**Exercise requirements**
If a line in the entries below contains "falls", copy it.

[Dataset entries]
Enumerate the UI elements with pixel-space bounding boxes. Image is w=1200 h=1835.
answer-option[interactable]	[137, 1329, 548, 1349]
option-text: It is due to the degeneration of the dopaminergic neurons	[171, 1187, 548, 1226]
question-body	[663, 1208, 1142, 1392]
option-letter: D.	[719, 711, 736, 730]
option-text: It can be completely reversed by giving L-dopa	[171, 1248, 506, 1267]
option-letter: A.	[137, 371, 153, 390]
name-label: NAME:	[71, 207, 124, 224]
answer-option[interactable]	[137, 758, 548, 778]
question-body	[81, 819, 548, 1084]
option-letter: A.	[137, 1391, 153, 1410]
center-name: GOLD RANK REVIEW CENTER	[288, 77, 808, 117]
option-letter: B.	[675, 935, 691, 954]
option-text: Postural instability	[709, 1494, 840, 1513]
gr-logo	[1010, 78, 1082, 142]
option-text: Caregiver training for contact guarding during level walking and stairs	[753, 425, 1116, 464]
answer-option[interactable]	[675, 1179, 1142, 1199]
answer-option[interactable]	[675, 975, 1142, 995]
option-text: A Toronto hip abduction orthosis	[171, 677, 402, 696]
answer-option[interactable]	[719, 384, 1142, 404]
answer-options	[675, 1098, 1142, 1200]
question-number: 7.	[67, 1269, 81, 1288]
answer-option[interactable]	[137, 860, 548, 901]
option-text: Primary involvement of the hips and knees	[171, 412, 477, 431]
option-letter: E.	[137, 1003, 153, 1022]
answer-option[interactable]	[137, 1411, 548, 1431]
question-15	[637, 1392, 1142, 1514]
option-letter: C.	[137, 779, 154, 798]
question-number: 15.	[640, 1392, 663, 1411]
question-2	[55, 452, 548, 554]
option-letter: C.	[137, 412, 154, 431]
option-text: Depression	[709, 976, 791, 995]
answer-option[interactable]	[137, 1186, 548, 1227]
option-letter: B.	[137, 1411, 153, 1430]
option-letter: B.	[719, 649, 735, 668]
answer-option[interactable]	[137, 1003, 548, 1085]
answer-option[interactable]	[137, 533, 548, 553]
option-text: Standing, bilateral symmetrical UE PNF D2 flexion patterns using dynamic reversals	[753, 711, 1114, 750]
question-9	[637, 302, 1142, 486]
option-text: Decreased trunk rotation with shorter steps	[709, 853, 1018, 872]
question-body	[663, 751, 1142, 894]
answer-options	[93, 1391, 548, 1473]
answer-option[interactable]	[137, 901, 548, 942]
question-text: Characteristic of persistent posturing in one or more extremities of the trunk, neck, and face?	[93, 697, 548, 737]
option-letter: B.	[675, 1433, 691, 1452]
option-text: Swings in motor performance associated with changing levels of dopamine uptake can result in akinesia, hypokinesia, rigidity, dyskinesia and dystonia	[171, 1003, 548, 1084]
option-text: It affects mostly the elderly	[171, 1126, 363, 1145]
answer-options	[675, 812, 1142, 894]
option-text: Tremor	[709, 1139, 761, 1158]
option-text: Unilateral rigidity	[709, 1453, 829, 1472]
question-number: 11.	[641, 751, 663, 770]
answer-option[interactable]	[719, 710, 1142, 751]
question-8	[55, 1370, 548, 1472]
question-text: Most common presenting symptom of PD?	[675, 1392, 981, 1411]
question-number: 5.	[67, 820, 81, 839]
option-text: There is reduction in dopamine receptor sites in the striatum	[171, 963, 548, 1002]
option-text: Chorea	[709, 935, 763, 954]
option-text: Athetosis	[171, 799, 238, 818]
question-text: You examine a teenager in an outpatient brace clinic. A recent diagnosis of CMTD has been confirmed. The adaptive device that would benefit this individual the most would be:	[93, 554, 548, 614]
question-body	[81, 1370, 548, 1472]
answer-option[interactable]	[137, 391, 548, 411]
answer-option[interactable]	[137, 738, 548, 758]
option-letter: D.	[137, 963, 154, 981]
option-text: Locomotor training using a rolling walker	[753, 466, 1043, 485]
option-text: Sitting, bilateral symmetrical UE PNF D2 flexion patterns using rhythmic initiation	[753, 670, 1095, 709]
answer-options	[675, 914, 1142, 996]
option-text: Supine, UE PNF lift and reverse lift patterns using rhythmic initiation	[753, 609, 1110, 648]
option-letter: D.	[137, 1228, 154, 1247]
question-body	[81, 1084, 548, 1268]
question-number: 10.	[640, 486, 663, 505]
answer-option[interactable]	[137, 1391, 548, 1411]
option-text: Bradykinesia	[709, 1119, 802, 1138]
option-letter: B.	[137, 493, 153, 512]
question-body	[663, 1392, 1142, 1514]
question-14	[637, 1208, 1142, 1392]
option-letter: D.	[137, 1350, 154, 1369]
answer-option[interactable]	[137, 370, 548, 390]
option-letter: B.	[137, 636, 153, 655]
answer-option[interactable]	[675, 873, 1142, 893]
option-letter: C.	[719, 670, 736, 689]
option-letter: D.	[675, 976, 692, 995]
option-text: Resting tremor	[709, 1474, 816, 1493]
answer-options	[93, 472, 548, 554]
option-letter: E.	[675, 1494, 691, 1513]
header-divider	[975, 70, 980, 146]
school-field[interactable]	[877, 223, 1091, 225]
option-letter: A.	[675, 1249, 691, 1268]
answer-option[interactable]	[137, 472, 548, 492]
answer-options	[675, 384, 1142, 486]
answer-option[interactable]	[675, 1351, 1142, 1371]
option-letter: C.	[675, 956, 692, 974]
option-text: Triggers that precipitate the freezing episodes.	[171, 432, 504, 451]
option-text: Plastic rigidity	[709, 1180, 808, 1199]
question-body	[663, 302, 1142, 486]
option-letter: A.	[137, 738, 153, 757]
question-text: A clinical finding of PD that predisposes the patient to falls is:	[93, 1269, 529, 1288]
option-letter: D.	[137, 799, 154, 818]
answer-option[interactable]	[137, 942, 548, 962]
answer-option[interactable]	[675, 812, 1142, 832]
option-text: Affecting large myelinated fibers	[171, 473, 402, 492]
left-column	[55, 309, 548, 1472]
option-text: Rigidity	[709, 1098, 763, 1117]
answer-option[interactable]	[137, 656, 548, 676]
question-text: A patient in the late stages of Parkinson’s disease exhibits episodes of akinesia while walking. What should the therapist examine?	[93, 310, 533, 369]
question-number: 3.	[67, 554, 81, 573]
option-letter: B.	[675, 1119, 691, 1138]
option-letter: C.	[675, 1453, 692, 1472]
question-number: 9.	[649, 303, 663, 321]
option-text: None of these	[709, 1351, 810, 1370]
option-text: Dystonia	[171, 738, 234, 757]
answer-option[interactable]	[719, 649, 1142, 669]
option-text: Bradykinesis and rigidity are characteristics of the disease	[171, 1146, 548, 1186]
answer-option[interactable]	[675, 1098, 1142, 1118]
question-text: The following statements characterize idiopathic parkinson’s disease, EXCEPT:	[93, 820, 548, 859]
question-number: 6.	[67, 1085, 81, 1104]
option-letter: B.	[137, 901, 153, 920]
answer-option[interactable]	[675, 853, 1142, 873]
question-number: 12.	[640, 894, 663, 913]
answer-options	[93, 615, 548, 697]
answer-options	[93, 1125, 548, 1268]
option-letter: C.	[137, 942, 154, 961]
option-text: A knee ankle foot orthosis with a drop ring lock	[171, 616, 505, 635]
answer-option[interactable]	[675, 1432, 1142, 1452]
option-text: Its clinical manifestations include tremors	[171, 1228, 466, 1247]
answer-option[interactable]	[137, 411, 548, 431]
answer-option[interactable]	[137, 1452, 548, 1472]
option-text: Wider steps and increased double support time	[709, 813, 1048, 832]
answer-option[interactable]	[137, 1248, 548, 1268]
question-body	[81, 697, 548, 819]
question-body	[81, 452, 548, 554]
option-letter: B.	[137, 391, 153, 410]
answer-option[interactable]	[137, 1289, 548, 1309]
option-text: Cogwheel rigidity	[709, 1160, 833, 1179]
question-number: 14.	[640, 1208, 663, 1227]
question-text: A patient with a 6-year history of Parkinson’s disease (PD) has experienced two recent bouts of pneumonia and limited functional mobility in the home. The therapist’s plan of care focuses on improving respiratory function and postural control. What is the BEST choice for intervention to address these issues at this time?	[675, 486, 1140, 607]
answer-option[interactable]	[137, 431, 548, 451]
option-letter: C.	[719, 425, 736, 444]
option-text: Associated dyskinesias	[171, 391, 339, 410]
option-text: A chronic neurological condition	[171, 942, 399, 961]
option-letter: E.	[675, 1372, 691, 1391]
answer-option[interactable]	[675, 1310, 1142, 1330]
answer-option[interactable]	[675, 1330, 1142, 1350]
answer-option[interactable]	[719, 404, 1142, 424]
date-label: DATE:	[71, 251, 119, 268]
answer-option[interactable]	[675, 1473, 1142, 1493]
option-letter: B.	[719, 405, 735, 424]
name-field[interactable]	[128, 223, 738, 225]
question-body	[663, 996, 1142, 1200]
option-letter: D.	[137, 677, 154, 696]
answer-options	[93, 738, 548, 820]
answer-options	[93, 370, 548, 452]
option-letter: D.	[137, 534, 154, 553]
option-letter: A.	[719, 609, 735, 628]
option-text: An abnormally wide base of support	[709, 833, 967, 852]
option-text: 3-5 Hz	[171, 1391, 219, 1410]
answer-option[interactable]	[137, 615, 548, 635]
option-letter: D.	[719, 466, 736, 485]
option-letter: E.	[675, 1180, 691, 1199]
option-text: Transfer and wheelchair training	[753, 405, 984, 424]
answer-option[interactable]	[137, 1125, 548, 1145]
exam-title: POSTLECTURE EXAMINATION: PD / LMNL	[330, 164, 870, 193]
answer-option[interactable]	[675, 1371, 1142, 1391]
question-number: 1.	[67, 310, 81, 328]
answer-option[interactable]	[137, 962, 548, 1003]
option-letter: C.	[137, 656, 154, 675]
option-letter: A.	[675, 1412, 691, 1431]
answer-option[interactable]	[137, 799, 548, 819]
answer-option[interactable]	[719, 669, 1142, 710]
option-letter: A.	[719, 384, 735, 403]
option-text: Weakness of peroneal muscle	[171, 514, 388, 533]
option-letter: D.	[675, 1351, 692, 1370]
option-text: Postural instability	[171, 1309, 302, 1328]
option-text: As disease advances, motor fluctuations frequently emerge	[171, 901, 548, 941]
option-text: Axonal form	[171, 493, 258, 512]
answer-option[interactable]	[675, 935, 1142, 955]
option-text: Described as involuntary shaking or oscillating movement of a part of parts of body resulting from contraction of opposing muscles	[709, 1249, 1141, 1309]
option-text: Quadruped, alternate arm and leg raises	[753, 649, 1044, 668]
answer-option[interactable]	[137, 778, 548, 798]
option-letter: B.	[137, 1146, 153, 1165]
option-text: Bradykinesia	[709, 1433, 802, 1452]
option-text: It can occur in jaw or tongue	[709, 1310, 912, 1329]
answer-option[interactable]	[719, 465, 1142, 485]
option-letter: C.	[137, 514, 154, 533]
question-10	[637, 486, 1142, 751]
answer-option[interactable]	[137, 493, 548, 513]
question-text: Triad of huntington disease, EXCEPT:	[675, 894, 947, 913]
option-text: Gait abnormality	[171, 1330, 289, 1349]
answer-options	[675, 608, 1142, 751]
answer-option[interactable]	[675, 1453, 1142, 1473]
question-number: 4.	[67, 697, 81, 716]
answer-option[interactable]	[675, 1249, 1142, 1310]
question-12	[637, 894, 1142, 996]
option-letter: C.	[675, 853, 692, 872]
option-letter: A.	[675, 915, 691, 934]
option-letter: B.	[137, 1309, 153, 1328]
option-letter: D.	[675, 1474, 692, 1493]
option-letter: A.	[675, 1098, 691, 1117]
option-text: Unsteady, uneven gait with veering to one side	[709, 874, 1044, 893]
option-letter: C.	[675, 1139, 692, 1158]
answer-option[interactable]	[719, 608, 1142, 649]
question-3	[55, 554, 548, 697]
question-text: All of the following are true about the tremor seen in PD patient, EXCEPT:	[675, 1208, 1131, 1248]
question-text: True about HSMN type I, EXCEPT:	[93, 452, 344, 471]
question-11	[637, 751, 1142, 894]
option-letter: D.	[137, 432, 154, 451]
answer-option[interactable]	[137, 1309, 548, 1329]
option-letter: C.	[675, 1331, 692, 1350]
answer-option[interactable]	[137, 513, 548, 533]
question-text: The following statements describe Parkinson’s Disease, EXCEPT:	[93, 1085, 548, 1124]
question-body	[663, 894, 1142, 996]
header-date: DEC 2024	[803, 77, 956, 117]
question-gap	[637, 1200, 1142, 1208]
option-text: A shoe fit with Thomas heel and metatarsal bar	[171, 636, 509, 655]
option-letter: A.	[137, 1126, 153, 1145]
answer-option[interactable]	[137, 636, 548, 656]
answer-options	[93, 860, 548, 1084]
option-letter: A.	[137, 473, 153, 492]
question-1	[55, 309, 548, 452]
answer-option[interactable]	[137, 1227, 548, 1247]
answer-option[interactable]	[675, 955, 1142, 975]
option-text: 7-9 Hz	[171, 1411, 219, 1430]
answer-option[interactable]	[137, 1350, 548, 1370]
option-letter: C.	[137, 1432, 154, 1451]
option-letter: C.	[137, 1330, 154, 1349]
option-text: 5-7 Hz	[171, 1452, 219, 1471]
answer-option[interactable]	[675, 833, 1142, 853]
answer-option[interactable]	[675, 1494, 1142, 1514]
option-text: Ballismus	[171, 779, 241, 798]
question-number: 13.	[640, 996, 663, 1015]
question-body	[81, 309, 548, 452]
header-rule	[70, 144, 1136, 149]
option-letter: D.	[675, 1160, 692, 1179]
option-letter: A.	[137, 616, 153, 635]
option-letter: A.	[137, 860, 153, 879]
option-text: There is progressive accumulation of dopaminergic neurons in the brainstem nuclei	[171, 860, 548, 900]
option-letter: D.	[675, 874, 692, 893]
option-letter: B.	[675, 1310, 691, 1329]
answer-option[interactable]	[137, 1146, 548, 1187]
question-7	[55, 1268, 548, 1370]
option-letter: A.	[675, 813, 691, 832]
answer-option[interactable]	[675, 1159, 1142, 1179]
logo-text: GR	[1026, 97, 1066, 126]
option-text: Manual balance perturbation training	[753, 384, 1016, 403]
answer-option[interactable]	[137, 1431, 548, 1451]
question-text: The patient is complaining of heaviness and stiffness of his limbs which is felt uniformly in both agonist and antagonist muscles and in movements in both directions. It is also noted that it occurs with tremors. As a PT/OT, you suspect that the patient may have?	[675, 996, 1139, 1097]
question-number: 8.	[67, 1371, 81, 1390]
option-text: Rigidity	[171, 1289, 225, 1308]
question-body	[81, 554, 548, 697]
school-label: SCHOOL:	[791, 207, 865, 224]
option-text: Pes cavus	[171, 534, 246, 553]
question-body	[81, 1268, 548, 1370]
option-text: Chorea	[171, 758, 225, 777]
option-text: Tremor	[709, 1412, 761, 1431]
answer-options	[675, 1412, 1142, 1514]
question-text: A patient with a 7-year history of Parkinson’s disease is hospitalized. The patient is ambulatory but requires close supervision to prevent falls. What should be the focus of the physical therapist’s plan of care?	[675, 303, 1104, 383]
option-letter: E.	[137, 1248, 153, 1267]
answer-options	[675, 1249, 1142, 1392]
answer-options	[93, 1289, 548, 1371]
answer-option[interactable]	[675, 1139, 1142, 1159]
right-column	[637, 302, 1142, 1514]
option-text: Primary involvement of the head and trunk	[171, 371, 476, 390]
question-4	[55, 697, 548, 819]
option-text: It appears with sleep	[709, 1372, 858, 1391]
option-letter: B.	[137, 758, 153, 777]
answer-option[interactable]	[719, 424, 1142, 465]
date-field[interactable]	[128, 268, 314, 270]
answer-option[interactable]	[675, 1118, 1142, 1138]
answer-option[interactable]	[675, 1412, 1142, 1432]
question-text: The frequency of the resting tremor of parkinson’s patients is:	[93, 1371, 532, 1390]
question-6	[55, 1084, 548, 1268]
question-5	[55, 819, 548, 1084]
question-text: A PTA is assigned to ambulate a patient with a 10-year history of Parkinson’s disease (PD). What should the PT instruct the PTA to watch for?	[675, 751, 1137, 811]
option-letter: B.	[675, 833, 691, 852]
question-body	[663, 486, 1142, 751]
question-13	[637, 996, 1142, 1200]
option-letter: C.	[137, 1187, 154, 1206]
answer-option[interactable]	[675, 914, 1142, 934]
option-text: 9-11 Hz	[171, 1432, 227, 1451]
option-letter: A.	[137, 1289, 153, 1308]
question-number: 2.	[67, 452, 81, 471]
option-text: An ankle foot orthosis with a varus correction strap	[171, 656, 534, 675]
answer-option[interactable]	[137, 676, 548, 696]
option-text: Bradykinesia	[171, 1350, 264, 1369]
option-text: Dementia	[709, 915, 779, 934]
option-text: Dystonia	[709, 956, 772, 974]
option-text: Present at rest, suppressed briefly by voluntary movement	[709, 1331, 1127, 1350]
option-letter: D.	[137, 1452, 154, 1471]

**Exercise response**
question-text: A clinical finding of PD that predisposes the patient to falls is:	[93, 1269, 529, 1288]
question-text: A patient with a 7-year history of Parkinson’s disease is hospitalized. The patient is ambulatory but requires close supervision to prevent falls. What should be the focus of the physical therapist’s plan of care?	[675, 303, 1104, 383]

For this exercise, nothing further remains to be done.